-- SUPPLIED TEXT --
In December, Hulse complained to Herman that he had overheard plaintiff telling someone that she was going to buy for a reduced price a house in a tract that she was inspecting. At about the same time, the building department received a few cases of wine as a holiday gift from a building owner. After the city attorney determined that the gift must be returned, Herman directed the staff, including plaintiff, to collect the bottles of wine so that they could be returned. Plaintiff, however, contacted the property owner and offered to pay for the wine so that it could be distributed to the staff. On December 29, Herman met with plaintiff and advised her that her conduct was unacceptable and that she had overstepped her authority by offering to purchase and distribute the wine. Herman also told plaintiff she had a tendency to “speak and act without forethought” and that her actions and statements have often been inappropriate. She mentioned the home buying incident reported by Hulse as an example of unprofessional conduct. She warned plaintiff that she would no longer accept such behavior. Herman later clarified to plaintiff that their “discussion of the home buying incident was not designed to reprimand you or question your integrity. It was used as an example of how your unprofessional offhand comments and inappropriate conversations can be construed by others to indicate improper or inappropriate behavior or activity.”

-- Rows from a layout dataset --
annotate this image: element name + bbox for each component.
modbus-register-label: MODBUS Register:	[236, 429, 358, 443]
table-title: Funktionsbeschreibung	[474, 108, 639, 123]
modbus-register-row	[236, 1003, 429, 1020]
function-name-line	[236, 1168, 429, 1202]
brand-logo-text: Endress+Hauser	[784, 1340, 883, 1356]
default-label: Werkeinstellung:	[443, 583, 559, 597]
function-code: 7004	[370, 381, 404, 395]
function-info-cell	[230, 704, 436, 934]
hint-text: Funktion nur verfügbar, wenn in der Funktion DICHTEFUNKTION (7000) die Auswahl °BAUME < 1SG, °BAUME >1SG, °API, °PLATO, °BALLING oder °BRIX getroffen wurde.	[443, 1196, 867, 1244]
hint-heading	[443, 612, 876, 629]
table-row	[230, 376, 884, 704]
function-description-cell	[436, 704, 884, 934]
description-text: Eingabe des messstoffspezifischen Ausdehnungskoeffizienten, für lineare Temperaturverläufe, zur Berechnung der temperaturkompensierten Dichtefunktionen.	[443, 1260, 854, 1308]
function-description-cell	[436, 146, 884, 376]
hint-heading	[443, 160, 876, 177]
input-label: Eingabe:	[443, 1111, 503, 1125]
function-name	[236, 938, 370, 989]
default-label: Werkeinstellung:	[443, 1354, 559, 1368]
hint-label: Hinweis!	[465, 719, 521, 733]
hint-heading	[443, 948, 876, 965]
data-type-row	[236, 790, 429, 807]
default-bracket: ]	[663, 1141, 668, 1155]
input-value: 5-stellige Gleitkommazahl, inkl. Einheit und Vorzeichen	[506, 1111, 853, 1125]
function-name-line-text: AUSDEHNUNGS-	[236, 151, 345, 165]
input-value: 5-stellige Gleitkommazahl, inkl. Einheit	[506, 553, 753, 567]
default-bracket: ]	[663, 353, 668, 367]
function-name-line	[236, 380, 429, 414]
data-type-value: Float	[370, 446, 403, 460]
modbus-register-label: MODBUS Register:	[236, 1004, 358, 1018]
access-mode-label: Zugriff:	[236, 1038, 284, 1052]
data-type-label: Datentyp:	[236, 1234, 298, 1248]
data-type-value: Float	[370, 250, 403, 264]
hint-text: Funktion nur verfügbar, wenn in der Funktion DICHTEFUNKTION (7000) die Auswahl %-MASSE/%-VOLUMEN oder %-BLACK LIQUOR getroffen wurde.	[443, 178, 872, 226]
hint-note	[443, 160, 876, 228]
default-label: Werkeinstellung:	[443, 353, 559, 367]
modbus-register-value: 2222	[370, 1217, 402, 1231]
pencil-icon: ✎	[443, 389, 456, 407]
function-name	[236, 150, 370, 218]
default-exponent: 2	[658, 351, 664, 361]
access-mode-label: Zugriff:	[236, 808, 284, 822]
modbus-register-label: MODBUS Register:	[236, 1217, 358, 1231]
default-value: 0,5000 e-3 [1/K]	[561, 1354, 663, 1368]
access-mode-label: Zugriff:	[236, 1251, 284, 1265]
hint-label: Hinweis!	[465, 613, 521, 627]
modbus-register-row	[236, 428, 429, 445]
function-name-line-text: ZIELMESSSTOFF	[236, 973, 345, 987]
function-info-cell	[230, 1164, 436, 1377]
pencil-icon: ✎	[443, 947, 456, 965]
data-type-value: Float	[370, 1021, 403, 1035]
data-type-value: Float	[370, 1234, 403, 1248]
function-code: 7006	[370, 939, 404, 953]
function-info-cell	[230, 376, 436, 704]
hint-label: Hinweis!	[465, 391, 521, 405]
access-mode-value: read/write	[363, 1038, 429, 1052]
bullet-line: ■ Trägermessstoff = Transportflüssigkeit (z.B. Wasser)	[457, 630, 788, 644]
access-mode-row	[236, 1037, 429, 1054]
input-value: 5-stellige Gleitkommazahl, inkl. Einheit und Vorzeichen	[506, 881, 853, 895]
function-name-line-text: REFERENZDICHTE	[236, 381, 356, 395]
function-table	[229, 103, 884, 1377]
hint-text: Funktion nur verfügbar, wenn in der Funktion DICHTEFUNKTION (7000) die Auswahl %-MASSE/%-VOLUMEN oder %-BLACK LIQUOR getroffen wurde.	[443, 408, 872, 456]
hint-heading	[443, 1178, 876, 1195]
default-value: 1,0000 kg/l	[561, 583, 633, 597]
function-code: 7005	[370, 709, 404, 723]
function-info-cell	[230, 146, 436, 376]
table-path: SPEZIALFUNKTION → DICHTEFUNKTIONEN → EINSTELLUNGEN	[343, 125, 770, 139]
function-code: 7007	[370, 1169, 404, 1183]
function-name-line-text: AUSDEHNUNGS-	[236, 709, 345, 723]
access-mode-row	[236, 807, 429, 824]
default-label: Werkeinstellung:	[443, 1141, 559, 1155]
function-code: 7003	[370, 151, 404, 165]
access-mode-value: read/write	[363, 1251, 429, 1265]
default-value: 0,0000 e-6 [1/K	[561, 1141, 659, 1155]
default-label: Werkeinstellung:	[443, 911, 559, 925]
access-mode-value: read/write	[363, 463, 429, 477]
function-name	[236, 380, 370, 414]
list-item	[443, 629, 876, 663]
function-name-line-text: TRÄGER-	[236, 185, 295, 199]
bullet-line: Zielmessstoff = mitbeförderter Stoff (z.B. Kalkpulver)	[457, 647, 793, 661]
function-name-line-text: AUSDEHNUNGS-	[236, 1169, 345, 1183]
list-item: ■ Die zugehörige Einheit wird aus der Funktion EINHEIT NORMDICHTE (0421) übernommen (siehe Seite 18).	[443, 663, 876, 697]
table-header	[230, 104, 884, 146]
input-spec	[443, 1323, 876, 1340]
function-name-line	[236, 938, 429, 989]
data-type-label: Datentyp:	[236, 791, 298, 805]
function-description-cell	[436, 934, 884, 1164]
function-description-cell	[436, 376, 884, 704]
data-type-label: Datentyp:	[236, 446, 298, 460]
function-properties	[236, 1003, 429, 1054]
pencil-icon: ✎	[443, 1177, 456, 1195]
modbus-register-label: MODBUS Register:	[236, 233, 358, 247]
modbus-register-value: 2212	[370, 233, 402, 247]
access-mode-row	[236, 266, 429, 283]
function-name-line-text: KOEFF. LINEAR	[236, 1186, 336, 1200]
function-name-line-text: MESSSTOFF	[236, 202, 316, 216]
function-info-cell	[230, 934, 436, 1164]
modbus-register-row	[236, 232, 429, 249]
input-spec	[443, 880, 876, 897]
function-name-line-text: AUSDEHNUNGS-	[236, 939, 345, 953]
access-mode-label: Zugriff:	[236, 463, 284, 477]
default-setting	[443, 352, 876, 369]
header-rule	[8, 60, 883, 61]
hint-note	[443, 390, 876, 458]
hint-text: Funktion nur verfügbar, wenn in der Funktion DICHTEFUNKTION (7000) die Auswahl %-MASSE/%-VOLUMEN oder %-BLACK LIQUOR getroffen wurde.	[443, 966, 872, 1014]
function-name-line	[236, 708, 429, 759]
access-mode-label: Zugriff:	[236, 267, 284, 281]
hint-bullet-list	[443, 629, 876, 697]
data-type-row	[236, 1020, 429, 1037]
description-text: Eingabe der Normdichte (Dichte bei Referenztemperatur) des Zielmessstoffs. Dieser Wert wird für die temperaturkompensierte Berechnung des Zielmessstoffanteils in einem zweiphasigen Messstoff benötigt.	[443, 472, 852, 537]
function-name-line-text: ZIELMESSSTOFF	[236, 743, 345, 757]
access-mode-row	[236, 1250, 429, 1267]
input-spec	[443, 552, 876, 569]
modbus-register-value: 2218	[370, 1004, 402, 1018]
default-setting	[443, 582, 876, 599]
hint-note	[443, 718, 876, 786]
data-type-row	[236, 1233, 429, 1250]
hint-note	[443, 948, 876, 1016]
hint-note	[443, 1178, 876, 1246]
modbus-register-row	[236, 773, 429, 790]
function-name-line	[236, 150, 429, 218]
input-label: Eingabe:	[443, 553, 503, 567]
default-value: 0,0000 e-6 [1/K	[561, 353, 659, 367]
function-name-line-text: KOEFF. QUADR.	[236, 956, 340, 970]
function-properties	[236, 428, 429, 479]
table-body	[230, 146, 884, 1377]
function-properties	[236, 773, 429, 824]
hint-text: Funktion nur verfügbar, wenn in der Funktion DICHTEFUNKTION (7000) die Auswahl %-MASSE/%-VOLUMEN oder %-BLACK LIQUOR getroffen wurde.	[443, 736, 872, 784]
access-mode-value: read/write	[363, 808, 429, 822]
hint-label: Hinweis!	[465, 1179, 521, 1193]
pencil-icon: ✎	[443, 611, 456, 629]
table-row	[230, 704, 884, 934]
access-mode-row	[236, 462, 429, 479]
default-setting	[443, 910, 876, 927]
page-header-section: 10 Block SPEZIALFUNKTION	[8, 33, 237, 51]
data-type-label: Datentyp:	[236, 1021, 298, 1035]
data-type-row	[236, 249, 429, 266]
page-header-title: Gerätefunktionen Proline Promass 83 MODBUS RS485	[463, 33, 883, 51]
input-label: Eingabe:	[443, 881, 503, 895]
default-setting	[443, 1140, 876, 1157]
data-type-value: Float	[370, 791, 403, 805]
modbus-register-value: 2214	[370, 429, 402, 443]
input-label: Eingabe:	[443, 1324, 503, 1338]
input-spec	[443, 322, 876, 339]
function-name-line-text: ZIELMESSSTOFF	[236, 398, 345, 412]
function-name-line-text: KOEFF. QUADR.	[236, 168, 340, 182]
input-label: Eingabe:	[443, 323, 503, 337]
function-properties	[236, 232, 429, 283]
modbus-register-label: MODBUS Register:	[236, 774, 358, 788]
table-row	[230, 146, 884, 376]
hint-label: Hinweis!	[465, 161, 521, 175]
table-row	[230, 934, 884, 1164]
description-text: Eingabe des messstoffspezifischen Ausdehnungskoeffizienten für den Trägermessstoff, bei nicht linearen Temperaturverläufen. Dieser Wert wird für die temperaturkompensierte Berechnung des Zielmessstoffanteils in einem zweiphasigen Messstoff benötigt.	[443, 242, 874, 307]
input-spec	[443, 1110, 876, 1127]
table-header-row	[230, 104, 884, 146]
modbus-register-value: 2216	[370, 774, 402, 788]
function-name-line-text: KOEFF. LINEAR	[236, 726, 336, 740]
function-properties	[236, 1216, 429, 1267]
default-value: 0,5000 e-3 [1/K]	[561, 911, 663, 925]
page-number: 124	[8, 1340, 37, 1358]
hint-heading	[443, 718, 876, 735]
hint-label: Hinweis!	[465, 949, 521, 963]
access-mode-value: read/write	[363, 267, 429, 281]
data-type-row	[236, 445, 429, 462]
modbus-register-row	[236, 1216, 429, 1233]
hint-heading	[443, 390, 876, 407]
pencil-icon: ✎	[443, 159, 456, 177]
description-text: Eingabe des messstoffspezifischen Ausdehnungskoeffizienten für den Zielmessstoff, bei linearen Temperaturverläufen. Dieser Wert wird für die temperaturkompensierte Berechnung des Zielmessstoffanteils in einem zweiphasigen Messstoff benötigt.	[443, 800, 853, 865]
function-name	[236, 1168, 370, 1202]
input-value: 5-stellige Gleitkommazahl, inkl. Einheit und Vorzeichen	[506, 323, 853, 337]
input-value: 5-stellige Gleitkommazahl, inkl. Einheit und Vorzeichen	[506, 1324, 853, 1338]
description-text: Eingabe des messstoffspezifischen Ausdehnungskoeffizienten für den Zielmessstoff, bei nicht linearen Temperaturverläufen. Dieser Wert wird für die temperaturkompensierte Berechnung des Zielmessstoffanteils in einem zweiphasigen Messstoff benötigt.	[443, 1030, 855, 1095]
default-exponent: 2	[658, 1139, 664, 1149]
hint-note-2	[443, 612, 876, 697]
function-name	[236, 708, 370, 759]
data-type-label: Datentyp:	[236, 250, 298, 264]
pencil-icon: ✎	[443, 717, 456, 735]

-- EXERCISE BRIEF --
Please answer these questions from the supplied text, numbering each answer to match:
1. Who received a few cases of wine as a holiday gift, and from whom?
2. On what date did Herman meet with plaintiff?
3. What tendency did Herman tell plaintiff she had?

-- FINAL RESULT --
1. The building department received the wine from a building owner.
2. December 29.
3. A tendency to "speak and act without forethought."